◆ RECORDS FOR THIS EXERCISE ◆
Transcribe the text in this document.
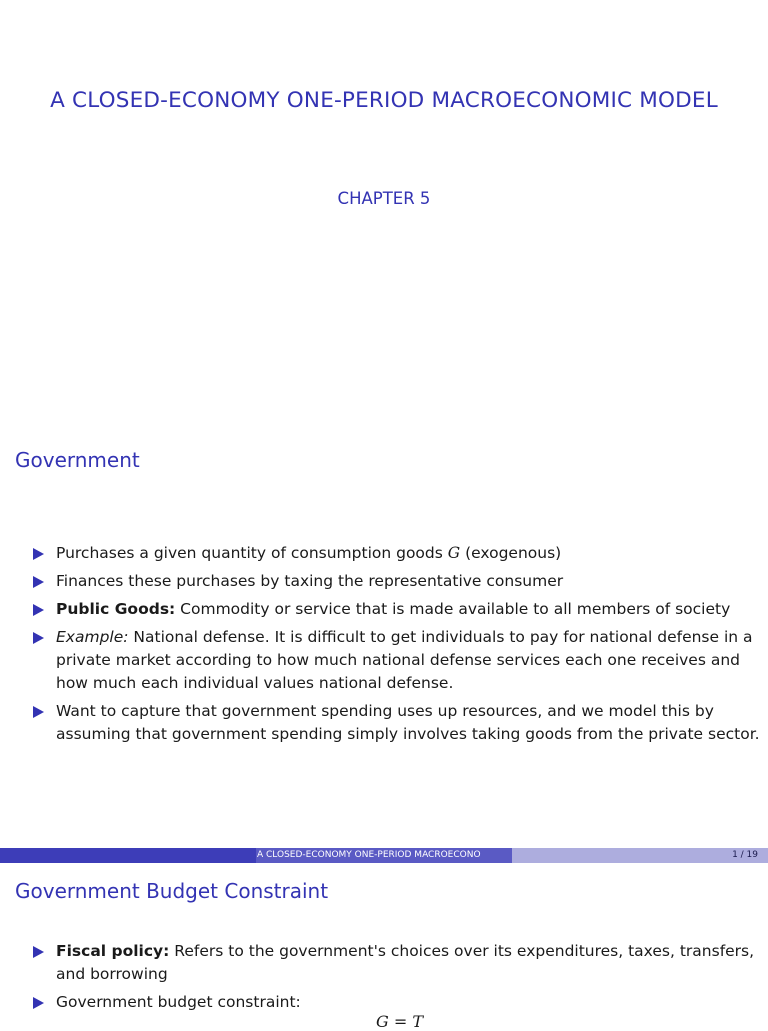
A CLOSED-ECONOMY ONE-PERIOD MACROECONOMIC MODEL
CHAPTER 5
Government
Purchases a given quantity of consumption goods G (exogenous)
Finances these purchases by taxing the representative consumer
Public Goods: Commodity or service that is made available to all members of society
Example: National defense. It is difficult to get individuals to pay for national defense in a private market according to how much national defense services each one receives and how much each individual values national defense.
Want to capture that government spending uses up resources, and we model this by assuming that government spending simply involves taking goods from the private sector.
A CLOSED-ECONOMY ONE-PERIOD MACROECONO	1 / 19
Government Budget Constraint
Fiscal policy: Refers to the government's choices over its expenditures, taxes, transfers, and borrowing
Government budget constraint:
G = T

◆ WHAT TO WORK ON ◆
Omit the pictures, then output the rest of the listing exactly.

◆ EXERCISE SOLUTION ◆
Transcribe the text in this document.
A CLOSED-ECONOMY ONE-PERIOD MACROECONOMIC MODEL
CHAPTER 5
Government
Purchases a given quantity of consumption goods G (exogenous)
Finances these purchases by taxing the representative consumer
Public Goods: Commodity or service that is made available to all members of society
Example: National defense. It is difficult to get individuals to pay for national defense in a private market according to how much national defense services each one receives and how much each individual values national defense.
Want to capture that government spending uses up resources, and we model this by assuming that government spending simply involves taking goods from the private sector.
A CLOSED-ECONOMY ONE-PERIOD MACROECONO	1 / 19
Government Budget Constraint
Fiscal policy: Refers to the government's choices over its expenditures, taxes, transfers, and borrowing
Government budget constraint:
G = T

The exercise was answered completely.